BEGIN Dataset extract

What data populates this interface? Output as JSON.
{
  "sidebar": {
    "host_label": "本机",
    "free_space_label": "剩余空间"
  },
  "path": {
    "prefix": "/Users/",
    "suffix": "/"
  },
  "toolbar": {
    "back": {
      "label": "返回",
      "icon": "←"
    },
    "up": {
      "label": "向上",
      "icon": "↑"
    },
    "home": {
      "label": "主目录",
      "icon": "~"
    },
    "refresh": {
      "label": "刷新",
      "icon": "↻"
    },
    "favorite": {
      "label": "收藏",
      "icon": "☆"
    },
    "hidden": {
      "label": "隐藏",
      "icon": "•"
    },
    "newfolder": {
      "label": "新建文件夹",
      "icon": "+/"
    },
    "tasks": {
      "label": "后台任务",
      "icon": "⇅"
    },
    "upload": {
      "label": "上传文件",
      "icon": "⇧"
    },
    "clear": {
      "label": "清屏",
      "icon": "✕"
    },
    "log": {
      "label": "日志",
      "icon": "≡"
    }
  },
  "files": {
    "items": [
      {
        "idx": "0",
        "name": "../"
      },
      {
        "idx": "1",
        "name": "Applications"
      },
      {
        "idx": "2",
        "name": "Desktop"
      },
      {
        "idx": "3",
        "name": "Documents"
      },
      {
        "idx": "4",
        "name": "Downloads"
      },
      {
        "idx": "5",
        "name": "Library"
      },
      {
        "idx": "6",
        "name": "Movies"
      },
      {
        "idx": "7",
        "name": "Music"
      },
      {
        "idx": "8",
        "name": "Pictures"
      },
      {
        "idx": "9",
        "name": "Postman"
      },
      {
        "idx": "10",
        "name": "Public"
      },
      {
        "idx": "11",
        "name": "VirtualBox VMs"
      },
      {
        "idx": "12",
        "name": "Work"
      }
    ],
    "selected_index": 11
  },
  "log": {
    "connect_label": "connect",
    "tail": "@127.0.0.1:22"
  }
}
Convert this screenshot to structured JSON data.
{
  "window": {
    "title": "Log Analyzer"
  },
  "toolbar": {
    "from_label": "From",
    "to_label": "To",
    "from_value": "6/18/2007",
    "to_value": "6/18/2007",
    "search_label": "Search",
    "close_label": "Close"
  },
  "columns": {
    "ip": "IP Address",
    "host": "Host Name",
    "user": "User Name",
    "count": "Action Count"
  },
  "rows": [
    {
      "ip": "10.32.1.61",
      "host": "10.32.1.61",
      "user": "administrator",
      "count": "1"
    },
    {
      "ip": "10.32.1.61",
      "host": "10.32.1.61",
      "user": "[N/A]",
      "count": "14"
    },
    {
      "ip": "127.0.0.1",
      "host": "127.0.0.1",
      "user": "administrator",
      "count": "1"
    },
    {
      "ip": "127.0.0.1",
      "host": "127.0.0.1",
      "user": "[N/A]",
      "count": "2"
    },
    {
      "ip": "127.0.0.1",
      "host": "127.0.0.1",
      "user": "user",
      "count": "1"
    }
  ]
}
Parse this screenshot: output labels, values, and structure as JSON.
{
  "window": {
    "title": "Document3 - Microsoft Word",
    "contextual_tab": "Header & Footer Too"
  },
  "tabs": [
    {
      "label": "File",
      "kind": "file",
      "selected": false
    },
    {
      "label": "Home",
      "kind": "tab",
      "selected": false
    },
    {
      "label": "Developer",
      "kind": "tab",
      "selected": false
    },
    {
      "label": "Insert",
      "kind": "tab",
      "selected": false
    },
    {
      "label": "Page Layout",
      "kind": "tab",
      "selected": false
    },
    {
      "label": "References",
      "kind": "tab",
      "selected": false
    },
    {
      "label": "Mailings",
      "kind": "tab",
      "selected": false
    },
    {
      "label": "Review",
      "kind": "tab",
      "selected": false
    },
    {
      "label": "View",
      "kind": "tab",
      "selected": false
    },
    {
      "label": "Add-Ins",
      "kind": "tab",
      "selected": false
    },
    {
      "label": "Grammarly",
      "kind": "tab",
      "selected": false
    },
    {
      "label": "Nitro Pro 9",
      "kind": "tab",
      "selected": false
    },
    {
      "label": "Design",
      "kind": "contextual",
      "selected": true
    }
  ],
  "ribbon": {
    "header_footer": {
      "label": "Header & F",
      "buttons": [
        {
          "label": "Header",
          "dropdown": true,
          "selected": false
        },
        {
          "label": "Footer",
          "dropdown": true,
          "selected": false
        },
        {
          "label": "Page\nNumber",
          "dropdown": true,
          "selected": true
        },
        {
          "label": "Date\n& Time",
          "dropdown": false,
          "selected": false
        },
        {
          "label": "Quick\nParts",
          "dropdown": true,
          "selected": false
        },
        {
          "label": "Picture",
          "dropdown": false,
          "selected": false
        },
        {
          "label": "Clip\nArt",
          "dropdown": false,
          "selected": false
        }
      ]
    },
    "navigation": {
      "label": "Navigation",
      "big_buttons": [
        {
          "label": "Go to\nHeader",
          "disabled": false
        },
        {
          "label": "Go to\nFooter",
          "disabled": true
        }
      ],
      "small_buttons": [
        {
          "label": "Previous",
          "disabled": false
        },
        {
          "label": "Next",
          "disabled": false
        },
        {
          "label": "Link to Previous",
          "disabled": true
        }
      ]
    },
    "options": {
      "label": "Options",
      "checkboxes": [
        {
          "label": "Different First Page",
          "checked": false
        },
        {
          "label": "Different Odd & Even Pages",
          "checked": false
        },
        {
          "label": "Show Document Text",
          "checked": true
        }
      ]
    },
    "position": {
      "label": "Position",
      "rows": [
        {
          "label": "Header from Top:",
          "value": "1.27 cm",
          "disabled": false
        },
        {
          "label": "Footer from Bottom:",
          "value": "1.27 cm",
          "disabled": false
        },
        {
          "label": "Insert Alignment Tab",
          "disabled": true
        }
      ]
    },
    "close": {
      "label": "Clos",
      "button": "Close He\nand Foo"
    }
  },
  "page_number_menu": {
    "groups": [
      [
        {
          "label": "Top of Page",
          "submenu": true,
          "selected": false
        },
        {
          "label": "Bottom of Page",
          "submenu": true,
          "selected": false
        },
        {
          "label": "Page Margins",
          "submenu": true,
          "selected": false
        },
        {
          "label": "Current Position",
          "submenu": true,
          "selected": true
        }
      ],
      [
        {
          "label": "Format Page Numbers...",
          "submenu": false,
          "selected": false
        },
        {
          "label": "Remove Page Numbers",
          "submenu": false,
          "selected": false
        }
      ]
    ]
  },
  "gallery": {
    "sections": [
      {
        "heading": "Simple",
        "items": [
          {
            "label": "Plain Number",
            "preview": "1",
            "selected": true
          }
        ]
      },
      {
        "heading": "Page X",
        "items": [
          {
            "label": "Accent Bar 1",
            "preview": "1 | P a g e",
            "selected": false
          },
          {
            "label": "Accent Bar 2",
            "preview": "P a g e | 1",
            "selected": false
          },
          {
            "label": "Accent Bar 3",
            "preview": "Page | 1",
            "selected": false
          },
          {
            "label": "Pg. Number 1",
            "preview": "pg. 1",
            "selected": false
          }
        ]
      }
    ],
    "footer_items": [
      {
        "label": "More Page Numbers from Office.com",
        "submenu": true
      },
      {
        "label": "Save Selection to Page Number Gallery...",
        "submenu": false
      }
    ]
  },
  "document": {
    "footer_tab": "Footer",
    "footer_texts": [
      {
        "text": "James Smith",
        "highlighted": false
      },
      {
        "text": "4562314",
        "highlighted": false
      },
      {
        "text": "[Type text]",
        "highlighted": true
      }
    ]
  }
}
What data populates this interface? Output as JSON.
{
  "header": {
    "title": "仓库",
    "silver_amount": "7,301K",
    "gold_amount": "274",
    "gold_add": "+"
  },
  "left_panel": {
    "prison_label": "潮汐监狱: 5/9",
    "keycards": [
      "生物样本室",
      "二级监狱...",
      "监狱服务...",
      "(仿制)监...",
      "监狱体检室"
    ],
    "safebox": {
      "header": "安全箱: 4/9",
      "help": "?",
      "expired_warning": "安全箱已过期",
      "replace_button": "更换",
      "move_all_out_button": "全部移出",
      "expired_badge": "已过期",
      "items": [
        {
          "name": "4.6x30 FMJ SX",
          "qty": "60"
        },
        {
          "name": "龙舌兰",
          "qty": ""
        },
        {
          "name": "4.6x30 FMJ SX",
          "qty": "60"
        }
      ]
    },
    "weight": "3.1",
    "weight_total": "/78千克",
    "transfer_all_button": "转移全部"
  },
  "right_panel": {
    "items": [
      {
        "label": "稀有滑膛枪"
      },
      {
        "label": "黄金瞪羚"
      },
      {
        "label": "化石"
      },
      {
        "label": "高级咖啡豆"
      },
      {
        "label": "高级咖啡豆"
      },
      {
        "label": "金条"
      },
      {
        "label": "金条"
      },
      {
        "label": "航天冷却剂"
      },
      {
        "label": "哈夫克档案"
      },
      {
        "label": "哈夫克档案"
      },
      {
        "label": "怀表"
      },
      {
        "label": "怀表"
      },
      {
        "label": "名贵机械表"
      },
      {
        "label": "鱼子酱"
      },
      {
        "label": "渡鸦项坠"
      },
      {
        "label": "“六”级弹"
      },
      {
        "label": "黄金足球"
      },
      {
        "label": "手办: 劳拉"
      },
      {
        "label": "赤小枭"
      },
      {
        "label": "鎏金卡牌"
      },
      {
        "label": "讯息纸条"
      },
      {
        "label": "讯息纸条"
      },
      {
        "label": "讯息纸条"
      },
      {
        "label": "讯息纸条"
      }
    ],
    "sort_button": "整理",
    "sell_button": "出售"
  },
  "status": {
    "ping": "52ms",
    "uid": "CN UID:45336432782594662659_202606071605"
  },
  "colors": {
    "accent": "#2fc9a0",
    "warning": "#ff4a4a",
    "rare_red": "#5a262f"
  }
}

END Dataset extract

Exercise aim:
Count how many lines contain "Previous" and give only that count.

Answer to this problem:
2